* **ERFORDERLICHE AUFGABEN**:
[A] Nenne sämtliche Streckenangaben in Kilometern aus dem Rennbericht und gib jeweils an, worauf sie sich beziehen.
[B] Erkläre anhand des Rennberichts, warum die Fahrt aus der Stadt heraus neutralisiert war.
[C] Setze den Rennbericht im selben Stil fort, beginnend nach dem letzten Satz über den Tubelessflicken.

* **SEITENAUSZUG**:

Tag 1
Zum Start versammelten wir uns im Zentrum von Vittoria. Direkt auf dem Marktplatz sammelten sich ca. 350 unerschrockene Radfahrer, größtenteils auf Gravelbikes, aber auch einigen Mountainbikes. Es war trocken und nicht zu warm, das sah erst einmal nach guten Bedingungen aus. Ohne große Ansprache ging es dann pünktlich um 8:00 Uhr los. Eigentlich recht unspektakulär.
Wie angekündigt war die Fahrt aus der Stadt heraus neutralisiert, alles andere wäre wohl auch unverantwortlich gewesen, mit solch einem Pulk durch den spanischen Verkehr. Aber so lief es sehr entspannt. Polizei vor und hinter uns und wir hinter dem offiziellen wagen hinterher. Wir fuhren aus der Stadt heraus, bis in den nächsten Ort. Nach ca. 7km wurde das Rennen dann am ersten Schotterstück eröffnet.
Ich musste ja meine Ansage wahr machen und als erster in die erste Kurve fahren, also setzte ich mich direkt an die Spitze, behielt dabei immer meinen Wattmesser im Auge. 230 Watt waren in Ordnung – dachte ich mir – als ich mich dann aber umdrehte war niemand mehr an meinem Hinterrad. So war das nun wirklich nicht geplant und die Jungs im Feld hinter mir dachten sich vermutlich: Was ein Anfänger. Verdammt, aber stehen bleiben wollte ich nun auch nicht. Also erst einmal weiter gekurbelt, bis mich nach ca. 15km ein zweiter Fahrer einholte, mit dem ich die nächsten 25km zusammen fuhr. Wir wechselten uns gut ab und kamen auch gut voran, ohne dass wir uns komplett abschossen. Mein Wattmesser pendelt immer so zwischen 200 und 250 Watt, also vollkommen in Ordnung. So fuhren wir bis in die ersten Ausläufer des Urbasa Waldes, als ich wieder in die Führung gehen wollte. Dabei bemerkte ich, dass mein Vorderreifen immer platter wurde. Fing ja gut an, nach 40km schon der erste defekt. Ok, also stehen geblieben und Reifen kontrolliert. Ich hatte einen kleinen Riss oder Schnitt in der Reifenflanke, den hatte die Dichtmilch wohl nicht erreicht. Also schüttelte ich den Reifen etwas, so dass die Milch auch das Lock abdichten konnte, pumpte den Reifen wieder auf und weiter. Dadurch hatte ich zwei Gruppen vorbei lassen müssen. Die eine holte ich mir wieder, kaum hatte ich sie hinter mir gelassen, war der Reifen wieder platt. Arghhhhh. Ok, also wieder gehalten und diesmal flickte ich das Lock mit einem Tubelessflicken, damit sollte Ruhe sein – dachte ich.

* **Daten zur Elementplatzierung**:
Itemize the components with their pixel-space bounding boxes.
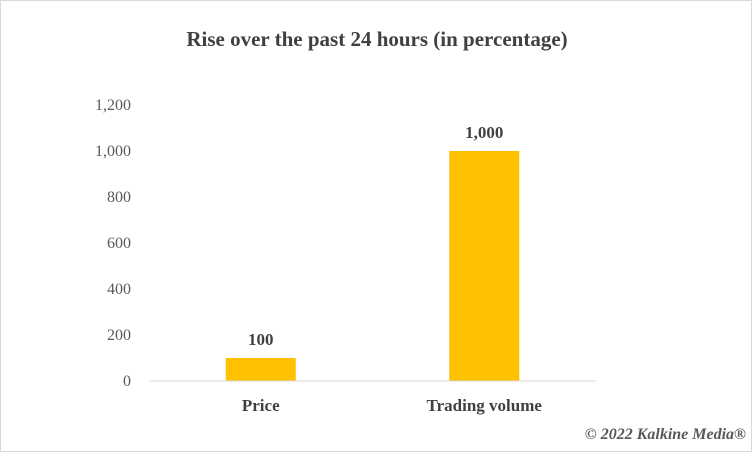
bar xyxy=(449,151,520,381)
x-category-label: Price xyxy=(242,396,280,415)
x-category-label: Trading volume xyxy=(427,396,543,415)
y-tick-label: 800 xyxy=(107,189,131,206)
y-tick-label: 200 xyxy=(107,327,131,344)
y-axis-labels: 0 200 400 600 800 1,000 1,200 xyxy=(95,97,131,390)
y-tick-label: 400 xyxy=(107,281,131,298)
bars-group xyxy=(225,151,520,381)
y-tick-label: 0 xyxy=(123,373,131,390)
copyright-text: © 2022 Kalkine Media® xyxy=(585,426,746,443)
bar-value-label: 1,000 xyxy=(465,123,503,142)
category-labels: Price Trading volume xyxy=(242,396,543,415)
bar-value-label: 100 xyxy=(248,330,274,349)
bar xyxy=(225,358,296,381)
data-labels-group: 100 1,000 xyxy=(248,123,503,349)
y-tick-label: 1,200 xyxy=(95,97,131,114)
y-tick-label: 600 xyxy=(107,235,131,252)
y-tick-label: 1,000 xyxy=(95,143,131,160)
chart-title: Rise over the past 24 hours (in percenta… xyxy=(186,27,567,51)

* **ERGEBNISSE JE AUFGABE**:
[A]
- ca. 7 km: Nach dieser Strecke wurde das Rennen am ersten Schotterstück eröffnet.
- ca. 15 km: Nach dieser Strecke holte ein zweiter Fahrer den Erzähler ein.
- 25 km: Diese Strecke fuhren die beiden anschließend zusammen.
- 40 km: Nach dieser Strecke trat der erste Defekt auf.

[B] Ein Rennen mit einem so großen Pulk von ca. 350 Radfahrern durch den spanischen Verkehr wäre unverantwortlich gewesen. Deshalb fuhr das Feld hinter dem offiziellen Wagen, mit Polizei vorne und hinten, bis in den nächsten Ort.

[C]
Die Aktion hatte mich wieder 10 bis 20 Plätz gekostet. Also wieder Aufholen…. Weiter ging es durch den wunderschönen Wald, vorbei an grandiosen Aussichten und immer wieder wunderschöne aber auch arg steinige Wege über zahllose kleinere Anstiege. Nichts dramatisches, aber langweilig wurde es auch nicht. Plötzlich zischte und spritze es richtig und ich hatte den nächsten Defekt. Diesmal ein größeres Loch direkt in der Lauffläche des vorderen Reifens. Also wieder ein Tublessflicken rein gedrückt, Reifen aufgepumpt und weiter. Die Aktion hielt für die nächsten 10km, dann hatte es den Tubelessflicken aus dem Reifen gezogen. Also neuer Flicken und den dann direkt über der Lauffläche abgeschnitten, so dass er hoffentlich drin blieb. Man wird ja kreativ. Leider hatte ich bei der Aktion den Vorderreifen zu fest aufgepumpt, was ich etwas später merken sollte….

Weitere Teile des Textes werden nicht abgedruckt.